Set exercise: Repeat the listing below in full, exactly as it stands.

[Data entries]
--------------------------------

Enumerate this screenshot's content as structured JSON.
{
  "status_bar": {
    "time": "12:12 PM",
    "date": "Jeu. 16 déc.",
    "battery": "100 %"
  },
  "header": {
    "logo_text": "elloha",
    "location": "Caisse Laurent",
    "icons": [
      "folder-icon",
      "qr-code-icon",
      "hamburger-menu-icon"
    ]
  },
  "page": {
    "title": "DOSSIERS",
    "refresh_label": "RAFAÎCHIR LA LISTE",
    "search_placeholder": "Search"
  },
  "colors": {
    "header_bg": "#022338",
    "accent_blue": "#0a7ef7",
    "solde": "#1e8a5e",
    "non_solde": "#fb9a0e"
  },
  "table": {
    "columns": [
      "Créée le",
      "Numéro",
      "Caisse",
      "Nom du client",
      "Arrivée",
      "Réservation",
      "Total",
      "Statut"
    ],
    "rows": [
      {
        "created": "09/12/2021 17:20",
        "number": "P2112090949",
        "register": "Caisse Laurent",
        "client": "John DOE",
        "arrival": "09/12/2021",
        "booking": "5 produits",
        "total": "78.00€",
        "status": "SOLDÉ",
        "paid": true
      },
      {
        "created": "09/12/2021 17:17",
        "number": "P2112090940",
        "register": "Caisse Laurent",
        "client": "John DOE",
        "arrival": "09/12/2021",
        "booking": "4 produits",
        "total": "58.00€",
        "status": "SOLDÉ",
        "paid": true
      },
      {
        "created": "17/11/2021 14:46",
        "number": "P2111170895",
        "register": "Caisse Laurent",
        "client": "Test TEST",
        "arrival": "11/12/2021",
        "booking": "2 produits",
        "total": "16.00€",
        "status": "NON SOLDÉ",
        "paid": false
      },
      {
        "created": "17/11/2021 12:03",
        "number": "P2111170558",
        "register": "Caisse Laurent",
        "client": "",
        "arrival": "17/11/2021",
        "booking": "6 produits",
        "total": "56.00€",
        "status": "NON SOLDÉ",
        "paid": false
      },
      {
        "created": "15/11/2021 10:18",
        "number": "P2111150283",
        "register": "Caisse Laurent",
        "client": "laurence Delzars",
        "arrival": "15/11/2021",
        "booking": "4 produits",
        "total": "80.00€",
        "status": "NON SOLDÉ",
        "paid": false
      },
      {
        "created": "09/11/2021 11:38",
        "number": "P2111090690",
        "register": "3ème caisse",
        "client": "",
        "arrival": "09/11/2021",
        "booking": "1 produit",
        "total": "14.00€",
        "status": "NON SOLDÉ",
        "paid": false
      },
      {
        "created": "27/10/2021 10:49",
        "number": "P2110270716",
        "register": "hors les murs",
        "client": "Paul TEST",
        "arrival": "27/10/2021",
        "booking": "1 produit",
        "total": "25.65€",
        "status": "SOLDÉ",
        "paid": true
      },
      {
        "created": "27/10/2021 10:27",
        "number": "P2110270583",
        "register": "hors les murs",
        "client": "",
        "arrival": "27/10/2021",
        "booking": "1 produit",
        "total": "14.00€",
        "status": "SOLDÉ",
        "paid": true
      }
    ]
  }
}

--------------------------------

Answer to this problem:
Enumerate this screenshot's content as structured JSON.
{
  "status_bar": {
    "time": "12:12 PM",
    "date": "Jeu. 16 déc.",
    "battery": "100 %"
  },
  "header": {
    "logo_text": "elloha",
    "location": "Caisse Laurent",
    "icons": [
      "folder-icon",
      "qr-code-icon",
      "hamburger-menu-icon"
    ]
  },
  "page": {
    "title": "DOSSIERS",
    "refresh_label": "RAFAÎCHIR LA LISTE",
    "search_placeholder": "Search"
  },
  "colors": {
    "header_bg": "#022338",
    "accent_blue": "#0a7ef7",
    "solde": "#1e8a5e",
    "non_solde": "#fb9a0e"
  },
  "table": {
    "columns": [
      "Créée le",
      "Numéro",
      "Caisse",
      "Nom du client",
      "Arrivée",
      "Réservation",
      "Total",
      "Statut"
    ],
    "rows": [
      {
        "created": "09/12/2021 17:20",
        "number": "P2112090949",
        "register": "Caisse Laurent",
        "client": "John DOE",
        "arrival": "09/12/2021",
        "booking": "5 produits",
        "total": "78.00€",
        "status": "SOLDÉ",
        "paid": true
      },
      {
        "created": "09/12/2021 17:17",
        "number": "P2112090940",
        "register": "Caisse Laurent",
        "client": "John DOE",
        "arrival": "09/12/2021",
        "booking": "4 produits",
        "total": "58.00€",
        "status": "SOLDÉ",
        "paid": true
      },
      {
        "created": "17/11/2021 14:46",
        "number": "P2111170895",
        "register": "Caisse Laurent",
        "client": "Test TEST",
        "arrival": "11/12/2021",
        "booking": "2 produits",
        "total": "16.00€",
        "status": "NON SOLDÉ",
        "paid": false
      },
      {
        "created": "17/11/2021 12:03",
        "number": "P2111170558",
        "register": "Caisse Laurent",
        "client": "",
        "arrival": "17/11/2021",
        "booking": "6 produits",
        "total": "56.00€",
        "status": "NON SOLDÉ",
        "paid": false
      },
      {
        "created": "15/11/2021 10:18",
        "number": "P2111150283",
        "register": "Caisse Laurent",
        "client": "laurence Delzars",
        "arrival": "15/11/2021",
        "booking": "4 produits",
        "total": "80.00€",
        "status": "NON SOLDÉ",
        "paid": false
      },
      {
        "created": "09/11/2021 11:38",
        "number": "P2111090690",
        "register": "3ème caisse",
        "client": "",
        "arrival": "09/11/2021",
        "booking": "1 produit",
        "total": "14.00€",
        "status": "NON SOLDÉ",
        "paid": false
      },
      {
        "created": "27/10/2021 10:49",
        "number": "P2110270716",
        "register": "hors les murs",
        "client": "Paul TEST",
        "arrival": "27/10/2021",
        "booking": "1 produit",
        "total": "25.65€",
        "status": "SOLDÉ",
        "paid": true
      },
      {
        "created": "27/10/2021 10:27",
        "number": "P2110270583",
        "register": "hors les murs",
        "client": "",
        "arrival": "27/10/2021",
        "booking": "1 produit",
        "total": "14.00€",
        "status": "SOLDÉ",
        "paid": true
      }
    ]
  }
}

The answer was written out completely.